# DIRECTION
Transcribe each record below word for word.

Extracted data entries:
○ ○ ○

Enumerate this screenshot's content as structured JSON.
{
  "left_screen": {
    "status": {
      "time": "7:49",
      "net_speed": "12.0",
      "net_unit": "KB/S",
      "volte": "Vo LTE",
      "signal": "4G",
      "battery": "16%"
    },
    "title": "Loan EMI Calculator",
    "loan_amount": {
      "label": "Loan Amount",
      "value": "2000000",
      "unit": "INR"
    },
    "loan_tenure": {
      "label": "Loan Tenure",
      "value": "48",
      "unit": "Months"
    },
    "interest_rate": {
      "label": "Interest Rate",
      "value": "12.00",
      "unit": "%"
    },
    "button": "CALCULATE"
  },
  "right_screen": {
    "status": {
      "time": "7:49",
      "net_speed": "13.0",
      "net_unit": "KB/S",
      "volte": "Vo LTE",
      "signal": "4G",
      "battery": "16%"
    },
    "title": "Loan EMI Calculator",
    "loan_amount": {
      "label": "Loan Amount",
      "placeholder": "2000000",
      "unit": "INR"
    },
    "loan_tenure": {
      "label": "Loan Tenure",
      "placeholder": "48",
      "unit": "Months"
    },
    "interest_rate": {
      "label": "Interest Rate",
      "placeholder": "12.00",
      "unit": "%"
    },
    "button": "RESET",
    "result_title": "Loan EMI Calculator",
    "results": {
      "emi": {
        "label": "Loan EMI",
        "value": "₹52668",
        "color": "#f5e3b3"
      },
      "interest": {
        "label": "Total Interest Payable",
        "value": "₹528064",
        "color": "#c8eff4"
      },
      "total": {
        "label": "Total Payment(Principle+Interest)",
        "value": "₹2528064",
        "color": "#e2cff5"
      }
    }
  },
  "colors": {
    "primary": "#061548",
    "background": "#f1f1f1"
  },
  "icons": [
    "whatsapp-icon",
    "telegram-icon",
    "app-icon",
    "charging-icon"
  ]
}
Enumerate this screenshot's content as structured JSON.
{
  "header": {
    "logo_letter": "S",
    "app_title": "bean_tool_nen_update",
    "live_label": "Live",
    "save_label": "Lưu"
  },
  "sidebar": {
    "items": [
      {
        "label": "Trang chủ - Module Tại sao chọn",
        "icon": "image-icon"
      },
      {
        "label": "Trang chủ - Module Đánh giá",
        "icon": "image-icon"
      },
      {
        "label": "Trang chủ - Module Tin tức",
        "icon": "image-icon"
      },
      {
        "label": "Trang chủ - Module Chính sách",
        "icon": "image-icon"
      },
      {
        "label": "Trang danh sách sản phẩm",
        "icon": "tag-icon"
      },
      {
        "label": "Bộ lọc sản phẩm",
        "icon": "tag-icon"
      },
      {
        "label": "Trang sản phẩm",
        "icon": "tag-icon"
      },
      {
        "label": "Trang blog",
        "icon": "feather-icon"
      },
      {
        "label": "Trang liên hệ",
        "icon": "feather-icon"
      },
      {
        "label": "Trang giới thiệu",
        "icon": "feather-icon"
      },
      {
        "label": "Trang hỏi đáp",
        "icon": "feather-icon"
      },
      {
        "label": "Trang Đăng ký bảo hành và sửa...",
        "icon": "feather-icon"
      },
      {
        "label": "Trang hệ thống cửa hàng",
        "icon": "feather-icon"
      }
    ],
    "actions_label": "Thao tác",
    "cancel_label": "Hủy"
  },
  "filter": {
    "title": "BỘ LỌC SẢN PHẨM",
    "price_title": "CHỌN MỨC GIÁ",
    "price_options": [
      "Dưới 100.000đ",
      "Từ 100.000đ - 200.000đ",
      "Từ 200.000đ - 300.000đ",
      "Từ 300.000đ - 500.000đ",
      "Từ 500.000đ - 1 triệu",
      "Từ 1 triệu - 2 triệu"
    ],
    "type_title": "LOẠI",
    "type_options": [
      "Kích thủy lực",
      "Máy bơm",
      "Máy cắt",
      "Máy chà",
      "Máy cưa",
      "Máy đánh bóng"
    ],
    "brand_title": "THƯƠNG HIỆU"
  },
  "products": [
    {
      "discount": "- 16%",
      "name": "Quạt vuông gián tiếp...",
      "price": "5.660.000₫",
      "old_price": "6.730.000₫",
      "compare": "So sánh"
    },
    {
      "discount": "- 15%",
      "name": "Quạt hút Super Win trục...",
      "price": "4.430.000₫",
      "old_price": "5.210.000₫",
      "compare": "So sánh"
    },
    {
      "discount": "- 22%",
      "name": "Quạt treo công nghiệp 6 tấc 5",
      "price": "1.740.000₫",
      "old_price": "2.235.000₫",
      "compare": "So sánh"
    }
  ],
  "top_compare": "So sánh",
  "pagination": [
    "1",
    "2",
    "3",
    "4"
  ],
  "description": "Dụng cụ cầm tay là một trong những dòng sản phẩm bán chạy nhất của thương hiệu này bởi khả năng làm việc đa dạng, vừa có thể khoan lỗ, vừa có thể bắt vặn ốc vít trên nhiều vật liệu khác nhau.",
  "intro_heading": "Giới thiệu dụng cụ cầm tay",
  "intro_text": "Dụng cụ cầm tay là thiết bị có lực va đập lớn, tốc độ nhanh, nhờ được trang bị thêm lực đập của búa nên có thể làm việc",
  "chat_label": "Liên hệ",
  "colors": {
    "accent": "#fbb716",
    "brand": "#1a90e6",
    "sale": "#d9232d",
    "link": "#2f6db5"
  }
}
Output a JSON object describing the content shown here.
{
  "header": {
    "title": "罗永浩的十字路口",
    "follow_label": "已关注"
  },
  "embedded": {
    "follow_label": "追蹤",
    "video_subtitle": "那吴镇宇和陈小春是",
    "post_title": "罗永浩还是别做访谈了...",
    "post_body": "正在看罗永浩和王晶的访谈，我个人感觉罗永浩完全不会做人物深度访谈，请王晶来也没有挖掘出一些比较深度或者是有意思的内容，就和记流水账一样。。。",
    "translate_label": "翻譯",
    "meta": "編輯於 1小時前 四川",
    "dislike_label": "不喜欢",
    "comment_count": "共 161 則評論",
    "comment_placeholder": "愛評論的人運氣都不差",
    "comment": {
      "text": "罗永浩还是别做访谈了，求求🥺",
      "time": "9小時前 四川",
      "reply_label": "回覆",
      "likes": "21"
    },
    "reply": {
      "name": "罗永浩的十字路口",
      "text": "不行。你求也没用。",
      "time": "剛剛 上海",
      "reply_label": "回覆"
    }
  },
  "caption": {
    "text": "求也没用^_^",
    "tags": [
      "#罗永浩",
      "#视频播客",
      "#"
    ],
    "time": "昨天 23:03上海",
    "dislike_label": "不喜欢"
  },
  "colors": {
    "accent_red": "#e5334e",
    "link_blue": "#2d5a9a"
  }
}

○ ○ ○

# CORRECT RESULT
Enumerate this screenshot's content as structured JSON.
{
  "left_screen": {
    "status": {
      "time": "7:49",
      "net_speed": "12.0",
      "net_unit": "KB/S",
      "volte": "Vo LTE",
      "signal": "4G",
      "battery": "16%"
    },
    "title": "Loan EMI Calculator",
    "loan_amount": {
      "label": "Loan Amount",
      "value": "2000000",
      "unit": "INR"
    },
    "loan_tenure": {
      "label": "Loan Tenure",
      "value": "48",
      "unit": "Months"
    },
    "interest_rate": {
      "label": "Interest Rate",
      "value": "12.00",
      "unit": "%"
    },
    "button": "CALCULATE"
  },
  "right_screen": {
    "status": {
      "time": "7:49",
      "net_speed": "13.0",
      "net_unit": "KB/S",
      "volte": "Vo LTE",
      "signal": "4G",
      "battery": "16%"
    },
    "title": "Loan EMI Calculator",
    "loan_amount": {
      "label": "Loan Amount",
      "placeholder": "2000000",
      "unit": "INR"
    },
    "loan_tenure": {
      "label": "Loan Tenure",
      "placeholder": "48",
      "unit": "Months"
    },
    "interest_rate": {
      "label": "Interest Rate",
      "placeholder": "12.00",
      "unit": "%"
    },
    "button": "RESET",
    "result_title": "Loan EMI Calculator",
    "results": {
      "emi": {
        "label": "Loan EMI",
        "value": "₹52668",
        "color": "#f5e3b3"
      },
      "interest": {
        "label": "Total Interest Payable",
        "value": "₹528064",
        "color": "#c8eff4"
      },
      "total": {
        "label": "Total Payment(Principle+Interest)",
        "value": "₹2528064",
        "color": "#e2cff5"
      }
    }
  },
  "colors": {
    "primary": "#061548",
    "background": "#f1f1f1"
  },
  "icons": [
    "whatsapp-icon",
    "telegram-icon",
    "app-icon",
    "charging-icon"
  ]
}
Enumerate this screenshot's content as structured JSON.
{
  "header": {
    "logo_letter": "S",
    "app_title": "bean_tool_nen_update",
    "live_label": "Live",
    "save_label": "Lưu"
  },
  "sidebar": {
    "items": [
      {
        "label": "Trang chủ - Module Tại sao chọn",
        "icon": "image-icon"
      },
      {
        "label": "Trang chủ - Module Đánh giá",
        "icon": "image-icon"
      },
      {
        "label": "Trang chủ - Module Tin tức",
        "icon": "image-icon"
      },
      {
        "label": "Trang chủ - Module Chính sách",
        "icon": "image-icon"
      },
      {
        "label": "Trang danh sách sản phẩm",
        "icon": "tag-icon"
      },
      {
        "label": "Bộ lọc sản phẩm",
        "icon": "tag-icon"
      },
      {
        "label": "Trang sản phẩm",
        "icon": "tag-icon"
      },
      {
        "label": "Trang blog",
        "icon": "feather-icon"
      },
      {
        "label": "Trang liên hệ",
        "icon": "feather-icon"
      },
      {
        "label": "Trang giới thiệu",
        "icon": "feather-icon"
      },
      {
        "label": "Trang hỏi đáp",
        "icon": "feather-icon"
      },
      {
        "label": "Trang Đăng ký bảo hành và sửa...",
        "icon": "feather-icon"
      },
      {
        "label": "Trang hệ thống cửa hàng",
        "icon": "feather-icon"
      }
    ],
    "actions_label": "Thao tác",
    "cancel_label": "Hủy"
  },
  "filter": {
    "title": "BỘ LỌC SẢN PHẨM",
    "price_title": "CHỌN MỨC GIÁ",
    "price_options": [
      "Dưới 100.000đ",
      "Từ 100.000đ - 200.000đ",
      "Từ 200.000đ - 300.000đ",
      "Từ 300.000đ - 500.000đ",
      "Từ 500.000đ - 1 triệu",
      "Từ 1 triệu - 2 triệu"
    ],
    "type_title": "LOẠI",
    "type_options": [
      "Kích thủy lực",
      "Máy bơm",
      "Máy cắt",
      "Máy chà",
      "Máy cưa",
      "Máy đánh bóng"
    ],
    "brand_title": "THƯƠNG HIỆU"
  },
  "products": [
    {
      "discount": "- 16%",
      "name": "Quạt vuông gián tiếp...",
      "price": "5.660.000₫",
      "old_price": "6.730.000₫",
      "compare": "So sánh"
    },
    {
      "discount": "- 15%",
      "name": "Quạt hút Super Win trục...",
      "price": "4.430.000₫",
      "old_price": "5.210.000₫",
      "compare": "So sánh"
    },
    {
      "discount": "- 22%",
      "name": "Quạt treo công nghiệp 6 tấc 5",
      "price": "1.740.000₫",
      "old_price": "2.235.000₫",
      "compare": "So sánh"
    }
  ],
  "top_compare": "So sánh",
  "pagination": [
    "1",
    "2",
    "3",
    "4"
  ],
  "description": "Dụng cụ cầm tay là một trong những dòng sản phẩm bán chạy nhất của thương hiệu này bởi khả năng làm việc đa dạng, vừa có thể khoan lỗ, vừa có thể bắt vặn ốc vít trên nhiều vật liệu khác nhau.",
  "intro_heading": "Giới thiệu dụng cụ cầm tay",
  "intro_text": "Dụng cụ cầm tay là thiết bị có lực va đập lớn, tốc độ nhanh, nhờ được trang bị thêm lực đập của búa nên có thể làm việc",
  "chat_label": "Liên hệ",
  "colors": {
    "accent": "#fbb716",
    "brand": "#1a90e6",
    "sale": "#d9232d",
    "link": "#2f6db5"
  }
}
Output a JSON object describing the content shown here.
{
  "header": {
    "title": "罗永浩的十字路口",
    "follow_label": "已关注"
  },
  "embedded": {
    "follow_label": "追蹤",
    "video_subtitle": "那吴镇宇和陈小春是",
    "post_title": "罗永浩还是别做访谈了...",
    "post_body": "正在看罗永浩和王晶的访谈，我个人感觉罗永浩完全不会做人物深度访谈，请王晶来也没有挖掘出一些比较深度或者是有意思的内容，就和记流水账一样。。。",
    "translate_label": "翻譯",
    "meta": "編輯於 1小時前 四川",
    "dislike_label": "不喜欢",
    "comment_count": "共 161 則評論",
    "comment_placeholder": "愛評論的人運氣都不差",
    "comment": {
      "text": "罗永浩还是别做访谈了，求求🥺",
      "time": "9小時前 四川",
      "reply_label": "回覆",
      "likes": "21"
    },
    "reply": {
      "name": "罗永浩的十字路口",
      "text": "不行。你求也没用。",
      "time": "剛剛 上海",
      "reply_label": "回覆"
    }
  },
  "caption": {
    "text": "求也没用^_^",
    "tags": [
      "#罗永浩",
      "#视频播客",
      "#"
    ],
    "time": "昨天 23:03上海",
    "dislike_label": "不喜欢"
  },
  "colors": {
    "accent_red": "#e5334e",
    "link_blue": "#2d5a9a"
  }
}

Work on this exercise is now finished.